▸ GIVEN REQUEST:
Leaving the pictures aside, transcribe every line below exactly.
--- START SUPPLIED MATERIAL ---
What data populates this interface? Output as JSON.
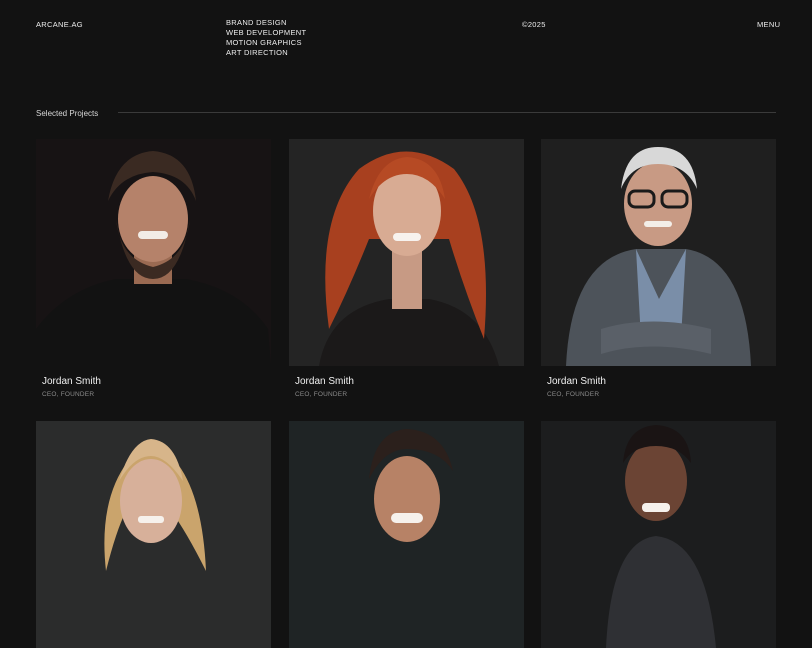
{
  "header": {
    "brand": "ARCANE.AG",
    "services": [
      "BRAND DESIGN",
      "WEB DEVELOPMENT",
      "MOTION GRAPHICS",
      "ART DIRECTION"
    ],
    "copyright": "©2025",
    "menu_label": "MENU"
  },
  "section": {
    "title": "Selected Projects"
  },
  "team": [
    {
      "name": "Jordan Smith",
      "role": "CEO, FOUNDER",
      "photo": "portrait-bearded-man-black-tee",
      "bg": "#1a1516"
    },
    {
      "name": "Jordan Smith",
      "role": "CEO, FOUNDER",
      "photo": "portrait-red-haired-woman",
      "bg": "#232323"
    },
    {
      "name": "Jordan Smith",
      "role": "CEO, FOUNDER",
      "photo": "portrait-older-man-glasses-plaid-blazer",
      "bg": "#1f1f1f"
    },
    {
      "photo": "portrait-blonde-woman",
      "bg": "#2a2b2b"
    },
    {
      "photo": "portrait-smiling-man-dark-hair",
      "bg": "#1f2324"
    },
    {
      "photo": "portrait-smiling-man-short-afro",
      "bg": "#1c1d1e"
    }
  ]
}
--- END SUPPLIED MATERIAL ---
▸ THE COMPLETED TASK:
What data populates this interface? Output as JSON.
{
  "header": {
    "brand": "ARCANE.AG",
    "services": [
      "BRAND DESIGN",
      "WEB DEVELOPMENT",
      "MOTION GRAPHICS",
      "ART DIRECTION"
    ],
    "copyright": "©2025",
    "menu_label": "MENU"
  },
  "section": {
    "title": "Selected Projects"
  },
  "team": [
    {
      "name": "Jordan Smith",
      "role": "CEO, FOUNDER",
      "photo": "portrait-bearded-man-black-tee",
      "bg": "#1a1516"
    },
    {
      "name": "Jordan Smith",
      "role": "CEO, FOUNDER",
      "photo": "portrait-red-haired-woman",
      "bg": "#232323"
    },
    {
      "name": "Jordan Smith",
      "role": "CEO, FOUNDER",
      "photo": "portrait-older-man-glasses-plaid-blazer",
      "bg": "#1f1f1f"
    },
    {
      "photo": "portrait-blonde-woman",
      "bg": "#2a2b2b"
    },
    {
      "photo": "portrait-smiling-man-dark-hair",
      "bg": "#1f2324"
    },
    {
      "photo": "portrait-smiling-man-short-afro",
      "bg": "#1c1d1e"
    }
  ]
}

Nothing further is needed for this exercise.